Your answer must consist solely of the number of lines that contain the word "ffffff".

Given data
»»

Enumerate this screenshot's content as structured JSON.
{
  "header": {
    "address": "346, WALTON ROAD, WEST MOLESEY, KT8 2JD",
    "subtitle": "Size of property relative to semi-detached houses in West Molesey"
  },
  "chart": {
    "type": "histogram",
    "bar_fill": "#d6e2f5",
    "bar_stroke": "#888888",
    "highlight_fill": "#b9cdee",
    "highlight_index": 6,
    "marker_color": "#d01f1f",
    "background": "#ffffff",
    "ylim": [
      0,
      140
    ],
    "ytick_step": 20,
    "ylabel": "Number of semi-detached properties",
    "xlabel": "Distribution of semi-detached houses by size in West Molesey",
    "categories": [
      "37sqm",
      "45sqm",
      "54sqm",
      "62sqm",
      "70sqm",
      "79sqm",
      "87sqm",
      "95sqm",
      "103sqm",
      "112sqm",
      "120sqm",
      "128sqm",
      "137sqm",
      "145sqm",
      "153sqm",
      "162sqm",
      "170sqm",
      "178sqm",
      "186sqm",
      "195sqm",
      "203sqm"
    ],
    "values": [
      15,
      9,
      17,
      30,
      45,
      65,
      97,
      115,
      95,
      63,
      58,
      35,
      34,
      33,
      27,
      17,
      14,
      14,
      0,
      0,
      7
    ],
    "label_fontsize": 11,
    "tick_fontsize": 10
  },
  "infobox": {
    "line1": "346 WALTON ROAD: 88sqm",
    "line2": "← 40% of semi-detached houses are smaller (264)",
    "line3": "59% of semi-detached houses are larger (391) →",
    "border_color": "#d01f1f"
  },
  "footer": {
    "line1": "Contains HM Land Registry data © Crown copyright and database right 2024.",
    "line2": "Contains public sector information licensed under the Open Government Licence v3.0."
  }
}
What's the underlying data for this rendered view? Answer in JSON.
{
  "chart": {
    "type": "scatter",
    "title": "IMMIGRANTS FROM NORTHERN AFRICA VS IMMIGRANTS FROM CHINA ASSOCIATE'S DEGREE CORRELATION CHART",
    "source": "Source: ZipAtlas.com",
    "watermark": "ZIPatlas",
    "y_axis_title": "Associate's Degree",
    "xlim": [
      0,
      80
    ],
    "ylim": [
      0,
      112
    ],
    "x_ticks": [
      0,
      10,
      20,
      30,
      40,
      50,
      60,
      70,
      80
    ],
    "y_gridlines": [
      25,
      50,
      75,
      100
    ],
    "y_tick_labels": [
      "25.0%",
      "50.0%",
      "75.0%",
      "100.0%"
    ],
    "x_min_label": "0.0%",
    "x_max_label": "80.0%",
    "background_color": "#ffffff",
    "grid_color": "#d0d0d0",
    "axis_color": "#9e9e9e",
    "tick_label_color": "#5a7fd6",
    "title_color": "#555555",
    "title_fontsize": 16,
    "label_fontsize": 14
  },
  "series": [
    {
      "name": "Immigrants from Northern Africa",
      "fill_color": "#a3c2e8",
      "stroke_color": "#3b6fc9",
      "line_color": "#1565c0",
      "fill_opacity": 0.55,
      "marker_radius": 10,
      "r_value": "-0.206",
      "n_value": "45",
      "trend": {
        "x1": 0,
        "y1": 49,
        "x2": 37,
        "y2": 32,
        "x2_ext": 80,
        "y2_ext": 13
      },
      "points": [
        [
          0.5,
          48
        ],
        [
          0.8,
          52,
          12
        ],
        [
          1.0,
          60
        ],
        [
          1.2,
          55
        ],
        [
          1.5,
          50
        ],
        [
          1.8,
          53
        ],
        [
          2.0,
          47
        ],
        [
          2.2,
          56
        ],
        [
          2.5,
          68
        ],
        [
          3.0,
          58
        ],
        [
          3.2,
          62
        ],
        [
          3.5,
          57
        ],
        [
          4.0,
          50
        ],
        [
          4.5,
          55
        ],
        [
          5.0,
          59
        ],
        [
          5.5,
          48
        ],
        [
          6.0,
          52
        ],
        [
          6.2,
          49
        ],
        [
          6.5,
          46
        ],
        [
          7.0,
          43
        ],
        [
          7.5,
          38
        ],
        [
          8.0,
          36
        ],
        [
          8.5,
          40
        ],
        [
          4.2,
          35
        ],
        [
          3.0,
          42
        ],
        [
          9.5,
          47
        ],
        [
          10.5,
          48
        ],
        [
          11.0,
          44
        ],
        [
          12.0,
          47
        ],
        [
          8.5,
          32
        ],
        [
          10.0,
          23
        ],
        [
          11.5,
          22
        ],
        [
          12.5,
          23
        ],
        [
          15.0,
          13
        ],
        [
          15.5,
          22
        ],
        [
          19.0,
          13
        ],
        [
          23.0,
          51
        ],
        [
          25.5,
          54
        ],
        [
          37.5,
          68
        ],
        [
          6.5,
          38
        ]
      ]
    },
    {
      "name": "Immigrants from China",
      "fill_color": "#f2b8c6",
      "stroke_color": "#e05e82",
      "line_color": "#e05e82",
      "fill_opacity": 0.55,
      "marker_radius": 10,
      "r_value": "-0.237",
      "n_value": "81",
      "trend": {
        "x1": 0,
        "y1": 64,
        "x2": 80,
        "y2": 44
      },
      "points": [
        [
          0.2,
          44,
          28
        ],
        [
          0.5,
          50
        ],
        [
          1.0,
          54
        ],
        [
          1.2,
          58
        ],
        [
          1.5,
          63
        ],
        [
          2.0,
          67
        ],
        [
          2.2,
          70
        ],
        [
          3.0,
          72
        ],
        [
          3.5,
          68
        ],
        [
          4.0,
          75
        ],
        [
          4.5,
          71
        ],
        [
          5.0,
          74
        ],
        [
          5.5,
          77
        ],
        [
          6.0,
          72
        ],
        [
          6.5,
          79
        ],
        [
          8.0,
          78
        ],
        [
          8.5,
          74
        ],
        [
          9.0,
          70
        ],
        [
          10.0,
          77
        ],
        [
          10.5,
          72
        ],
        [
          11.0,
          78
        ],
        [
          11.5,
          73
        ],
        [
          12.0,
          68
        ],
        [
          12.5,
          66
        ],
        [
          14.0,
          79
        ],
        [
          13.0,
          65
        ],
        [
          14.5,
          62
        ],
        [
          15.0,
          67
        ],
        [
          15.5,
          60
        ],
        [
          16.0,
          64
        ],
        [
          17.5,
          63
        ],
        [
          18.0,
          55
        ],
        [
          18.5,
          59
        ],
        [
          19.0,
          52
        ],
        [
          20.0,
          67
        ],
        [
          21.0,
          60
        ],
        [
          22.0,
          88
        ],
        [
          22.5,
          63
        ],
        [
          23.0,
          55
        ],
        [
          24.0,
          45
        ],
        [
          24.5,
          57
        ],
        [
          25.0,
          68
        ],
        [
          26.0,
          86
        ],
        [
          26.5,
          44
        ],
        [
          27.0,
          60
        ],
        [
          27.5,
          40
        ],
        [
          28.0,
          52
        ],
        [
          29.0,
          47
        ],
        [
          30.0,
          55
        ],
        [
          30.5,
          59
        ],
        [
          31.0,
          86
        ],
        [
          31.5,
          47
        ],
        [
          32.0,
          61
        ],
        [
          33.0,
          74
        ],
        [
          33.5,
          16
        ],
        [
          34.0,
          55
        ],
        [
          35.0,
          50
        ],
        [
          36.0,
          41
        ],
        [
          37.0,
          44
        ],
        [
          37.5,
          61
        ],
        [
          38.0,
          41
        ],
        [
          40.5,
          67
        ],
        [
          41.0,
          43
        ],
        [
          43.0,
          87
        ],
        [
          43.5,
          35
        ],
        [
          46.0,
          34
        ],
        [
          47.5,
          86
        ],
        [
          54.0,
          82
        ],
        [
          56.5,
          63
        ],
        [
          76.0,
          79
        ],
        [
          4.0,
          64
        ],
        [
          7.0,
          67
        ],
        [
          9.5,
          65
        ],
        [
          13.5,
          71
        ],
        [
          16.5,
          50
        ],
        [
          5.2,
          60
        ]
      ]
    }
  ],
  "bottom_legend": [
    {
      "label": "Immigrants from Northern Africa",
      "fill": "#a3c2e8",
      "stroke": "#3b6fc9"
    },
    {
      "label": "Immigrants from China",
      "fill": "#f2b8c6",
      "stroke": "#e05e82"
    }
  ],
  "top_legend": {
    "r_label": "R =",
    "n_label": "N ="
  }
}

««

Reply to the exercise
2